──────── RECORD LIST ────────

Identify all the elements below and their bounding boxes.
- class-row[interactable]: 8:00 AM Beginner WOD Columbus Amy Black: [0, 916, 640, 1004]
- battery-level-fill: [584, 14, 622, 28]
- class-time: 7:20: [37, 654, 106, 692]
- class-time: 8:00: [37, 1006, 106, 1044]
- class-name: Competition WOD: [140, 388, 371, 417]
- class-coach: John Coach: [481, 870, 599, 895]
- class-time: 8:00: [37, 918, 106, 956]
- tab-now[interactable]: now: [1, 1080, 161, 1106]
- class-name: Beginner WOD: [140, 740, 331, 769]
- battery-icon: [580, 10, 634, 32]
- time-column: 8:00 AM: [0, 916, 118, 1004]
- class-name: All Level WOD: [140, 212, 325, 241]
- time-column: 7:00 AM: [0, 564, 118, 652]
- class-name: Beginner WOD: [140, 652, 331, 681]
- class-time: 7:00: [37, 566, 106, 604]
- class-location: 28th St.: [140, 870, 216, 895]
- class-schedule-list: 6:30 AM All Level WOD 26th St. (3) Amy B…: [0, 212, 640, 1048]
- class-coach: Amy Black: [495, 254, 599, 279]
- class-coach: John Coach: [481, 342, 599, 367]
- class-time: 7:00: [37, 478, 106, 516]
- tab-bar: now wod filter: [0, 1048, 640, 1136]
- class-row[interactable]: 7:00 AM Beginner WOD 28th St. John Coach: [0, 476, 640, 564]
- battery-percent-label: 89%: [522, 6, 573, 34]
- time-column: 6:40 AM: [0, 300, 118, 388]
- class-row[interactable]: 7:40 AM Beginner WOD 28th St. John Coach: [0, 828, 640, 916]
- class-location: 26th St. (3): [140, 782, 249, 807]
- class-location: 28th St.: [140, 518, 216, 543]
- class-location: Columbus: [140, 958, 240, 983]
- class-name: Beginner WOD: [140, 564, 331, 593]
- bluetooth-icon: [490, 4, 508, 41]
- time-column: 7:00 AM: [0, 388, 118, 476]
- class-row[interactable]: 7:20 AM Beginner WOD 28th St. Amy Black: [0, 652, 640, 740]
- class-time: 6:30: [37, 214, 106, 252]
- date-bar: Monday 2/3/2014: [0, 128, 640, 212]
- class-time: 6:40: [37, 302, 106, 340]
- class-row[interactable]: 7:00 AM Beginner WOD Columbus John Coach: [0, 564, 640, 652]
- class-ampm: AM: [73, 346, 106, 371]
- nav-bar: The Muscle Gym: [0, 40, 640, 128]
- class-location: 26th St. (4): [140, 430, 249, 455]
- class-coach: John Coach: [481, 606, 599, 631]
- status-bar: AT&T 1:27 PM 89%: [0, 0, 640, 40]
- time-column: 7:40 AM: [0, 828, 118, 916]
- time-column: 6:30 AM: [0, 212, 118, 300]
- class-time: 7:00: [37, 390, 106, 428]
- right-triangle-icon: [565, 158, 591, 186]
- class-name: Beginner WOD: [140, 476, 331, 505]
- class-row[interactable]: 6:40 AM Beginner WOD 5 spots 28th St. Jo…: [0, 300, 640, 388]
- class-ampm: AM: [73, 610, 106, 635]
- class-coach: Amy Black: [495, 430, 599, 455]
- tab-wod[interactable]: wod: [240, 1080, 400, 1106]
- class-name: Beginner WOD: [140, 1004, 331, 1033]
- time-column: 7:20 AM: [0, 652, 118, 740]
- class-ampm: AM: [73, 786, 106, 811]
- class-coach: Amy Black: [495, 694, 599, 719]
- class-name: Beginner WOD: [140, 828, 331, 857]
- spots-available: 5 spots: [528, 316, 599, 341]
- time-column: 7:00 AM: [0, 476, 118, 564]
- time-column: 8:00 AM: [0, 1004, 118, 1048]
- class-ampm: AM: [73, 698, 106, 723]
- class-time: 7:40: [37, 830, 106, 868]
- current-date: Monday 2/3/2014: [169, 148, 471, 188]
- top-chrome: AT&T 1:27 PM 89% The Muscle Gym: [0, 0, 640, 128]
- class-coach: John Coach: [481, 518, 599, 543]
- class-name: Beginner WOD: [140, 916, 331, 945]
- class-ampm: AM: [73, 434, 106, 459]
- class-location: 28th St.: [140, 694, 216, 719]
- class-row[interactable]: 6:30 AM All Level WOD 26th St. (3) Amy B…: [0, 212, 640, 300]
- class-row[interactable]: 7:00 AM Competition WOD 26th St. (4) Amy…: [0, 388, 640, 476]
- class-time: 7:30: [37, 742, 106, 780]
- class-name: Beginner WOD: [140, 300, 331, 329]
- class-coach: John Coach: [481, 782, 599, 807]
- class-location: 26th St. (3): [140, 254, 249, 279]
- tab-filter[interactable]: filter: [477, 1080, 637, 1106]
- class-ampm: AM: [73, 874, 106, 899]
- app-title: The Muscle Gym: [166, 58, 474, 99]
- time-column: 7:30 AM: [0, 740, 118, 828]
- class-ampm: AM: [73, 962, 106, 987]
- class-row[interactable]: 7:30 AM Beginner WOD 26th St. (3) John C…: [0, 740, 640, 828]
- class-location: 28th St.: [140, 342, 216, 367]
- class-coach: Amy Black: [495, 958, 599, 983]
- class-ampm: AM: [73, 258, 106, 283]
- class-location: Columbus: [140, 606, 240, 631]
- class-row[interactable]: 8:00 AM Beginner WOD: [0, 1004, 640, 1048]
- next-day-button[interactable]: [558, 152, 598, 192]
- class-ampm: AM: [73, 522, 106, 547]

────────

_TASK PROMPT_: Repeat all of the data with "Columbus" renamed to "Downtown" everywhere it occurs, changing nothing else.

_SOLUTION FOR THIS TASK_:
Identify all the elements below and their bounding boxes.
- class-row[interactable]: 8:00 AM Beginner WOD Downtown Amy Black: [0, 916, 640, 1004]
- battery-level-fill: [584, 14, 622, 28]
- class-time: 7:20: [37, 654, 106, 692]
- class-time: 8:00: [37, 1006, 106, 1044]
- class-name: Competition WOD: [140, 388, 371, 417]
- class-coach: John Coach: [481, 870, 599, 895]
- class-time: 8:00: [37, 918, 106, 956]
- tab-now[interactable]: now: [1, 1080, 161, 1106]
- class-name: Beginner WOD: [140, 740, 331, 769]
- battery-icon: [580, 10, 634, 32]
- time-column: 8:00 AM: [0, 916, 118, 1004]
- class-name: All Level WOD: [140, 212, 325, 241]
- time-column: 7:00 AM: [0, 564, 118, 652]
- class-name: Beginner WOD: [140, 652, 331, 681]
- class-time: 7:00: [37, 566, 106, 604]
- class-location: 28th St.: [140, 870, 216, 895]
- class-schedule-list: 6:30 AM All Level WOD 26th St. (3) Amy B…: [0, 212, 640, 1048]
- class-coach: Amy Black: [495, 254, 599, 279]
- class-coach: John Coach: [481, 342, 599, 367]
- class-time: 7:00: [37, 478, 106, 516]
- tab-bar: now wod filter: [0, 1048, 640, 1136]
- class-row[interactable]: 7:00 AM Beginner WOD 28th St. John Coach: [0, 476, 640, 564]
- battery-percent-label: 89%: [522, 6, 573, 34]
- time-column: 6:40 AM: [0, 300, 118, 388]
- class-row[interactable]: 7:40 AM Beginner WOD 28th St. John Coach: [0, 828, 640, 916]
- class-location: 26th St. (3): [140, 782, 249, 807]
- class-location: 28th St.: [140, 518, 216, 543]
- class-location: Downtown: [140, 958, 240, 983]
- class-name: Beginner WOD: [140, 564, 331, 593]
- bluetooth-icon: [490, 4, 508, 41]
- time-column: 7:00 AM: [0, 388, 118, 476]
- class-row[interactable]: 7:20 AM Beginner WOD 28th St. Amy Black: [0, 652, 640, 740]
- class-time: 6:30: [37, 214, 106, 252]
- date-bar: Monday 2/3/2014: [0, 128, 640, 212]
- class-time: 6:40: [37, 302, 106, 340]
- class-row[interactable]: 7:00 AM Beginner WOD Downtown John Coach: [0, 564, 640, 652]
- class-ampm: AM: [73, 346, 106, 371]
- nav-bar: The Muscle Gym: [0, 40, 640, 128]
- class-location: 26th St. (4): [140, 430, 249, 455]
- class-coach: John Coach: [481, 606, 599, 631]
- status-bar: AT&T 1:27 PM 89%: [0, 0, 640, 40]
- time-column: 7:40 AM: [0, 828, 118, 916]
- time-column: 6:30 AM: [0, 212, 118, 300]
- class-time: 7:00: [37, 390, 106, 428]
- right-triangle-icon: [565, 158, 591, 186]
- class-name: Beginner WOD: [140, 476, 331, 505]
- class-row[interactable]: 6:40 AM Beginner WOD 5 spots 28th St. Jo…: [0, 300, 640, 388]
- class-ampm: AM: [73, 610, 106, 635]
- class-coach: Amy Black: [495, 430, 599, 455]
- tab-wod[interactable]: wod: [240, 1080, 400, 1106]
- class-name: Beginner WOD: [140, 1004, 331, 1033]
- time-column: 7:20 AM: [0, 652, 118, 740]
- class-ampm: AM: [73, 786, 106, 811]
- class-coach: Amy Black: [495, 694, 599, 719]
- class-name: Beginner WOD: [140, 828, 331, 857]
- spots-available: 5 spots: [528, 316, 599, 341]
- time-column: 7:00 AM: [0, 476, 118, 564]
- time-column: 8:00 AM: [0, 1004, 118, 1048]
- class-ampm: AM: [73, 698, 106, 723]
- class-time: 7:40: [37, 830, 106, 868]
- current-date: Monday 2/3/2014: [169, 148, 471, 188]
- top-chrome: AT&T 1:27 PM 89% The Muscle Gym: [0, 0, 640, 128]
- class-coach: John Coach: [481, 518, 599, 543]
- class-name: Beginner WOD: [140, 916, 331, 945]
- class-ampm: AM: [73, 434, 106, 459]
- class-location: 28th St.: [140, 694, 216, 719]
- class-row[interactable]: 6:30 AM All Level WOD 26th St. (3) Amy B…: [0, 212, 640, 300]
- class-row[interactable]: 7:00 AM Competition WOD 26th St. (4) Amy…: [0, 388, 640, 476]
- class-time: 7:30: [37, 742, 106, 780]
- class-name: Beginner WOD: [140, 300, 331, 329]
- class-coach: John Coach: [481, 782, 599, 807]
- class-location: 26th St. (3): [140, 254, 249, 279]
- tab-filter[interactable]: filter: [477, 1080, 637, 1106]
- class-ampm: AM: [73, 874, 106, 899]
- app-title: The Muscle Gym: [166, 58, 474, 99]
- time-column: 7:30 AM: [0, 740, 118, 828]
- class-ampm: AM: [73, 962, 106, 987]
- class-row[interactable]: 7:30 AM Beginner WOD 26th St. (3) John C…: [0, 740, 640, 828]
- class-location: 28th St.: [140, 342, 216, 367]
- class-coach: Amy Black: [495, 958, 599, 983]
- class-ampm: AM: [73, 258, 106, 283]
- class-location: Downtown: [140, 606, 240, 631]
- class-row[interactable]: 8:00 AM Beginner WOD: [0, 1004, 640, 1048]
- next-day-button[interactable]: [558, 152, 598, 192]
- class-ampm: AM: [73, 522, 106, 547]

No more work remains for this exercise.